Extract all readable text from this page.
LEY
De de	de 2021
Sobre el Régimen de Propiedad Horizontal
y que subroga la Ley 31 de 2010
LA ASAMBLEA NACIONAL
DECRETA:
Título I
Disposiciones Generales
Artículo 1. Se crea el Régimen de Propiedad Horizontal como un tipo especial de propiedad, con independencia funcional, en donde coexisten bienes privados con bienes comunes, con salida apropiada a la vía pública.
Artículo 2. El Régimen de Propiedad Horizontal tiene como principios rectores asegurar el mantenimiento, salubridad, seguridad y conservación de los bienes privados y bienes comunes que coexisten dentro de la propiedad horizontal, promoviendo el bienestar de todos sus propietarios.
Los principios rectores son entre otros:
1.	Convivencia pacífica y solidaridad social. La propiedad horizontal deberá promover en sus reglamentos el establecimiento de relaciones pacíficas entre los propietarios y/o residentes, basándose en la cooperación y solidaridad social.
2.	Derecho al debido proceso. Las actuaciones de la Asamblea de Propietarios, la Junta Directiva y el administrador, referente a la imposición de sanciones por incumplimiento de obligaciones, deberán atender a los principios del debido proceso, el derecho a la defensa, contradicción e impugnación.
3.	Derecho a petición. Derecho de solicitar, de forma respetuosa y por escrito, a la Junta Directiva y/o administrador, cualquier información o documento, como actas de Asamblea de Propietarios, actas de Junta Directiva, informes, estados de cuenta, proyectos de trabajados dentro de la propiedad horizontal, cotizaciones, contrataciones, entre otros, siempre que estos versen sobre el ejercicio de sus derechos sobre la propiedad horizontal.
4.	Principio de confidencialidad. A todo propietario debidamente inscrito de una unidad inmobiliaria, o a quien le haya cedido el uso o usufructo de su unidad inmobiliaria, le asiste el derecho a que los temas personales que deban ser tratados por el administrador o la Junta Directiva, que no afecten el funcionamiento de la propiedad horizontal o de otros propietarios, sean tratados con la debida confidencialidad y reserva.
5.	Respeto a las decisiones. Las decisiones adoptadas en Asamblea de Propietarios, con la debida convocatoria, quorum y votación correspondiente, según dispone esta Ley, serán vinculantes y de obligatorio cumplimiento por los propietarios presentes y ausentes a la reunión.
------------------------------------
- _Work to do_
How many lines in these records hold the string "bienes"? Reply with the number alone.

- _Result of this exercise_
2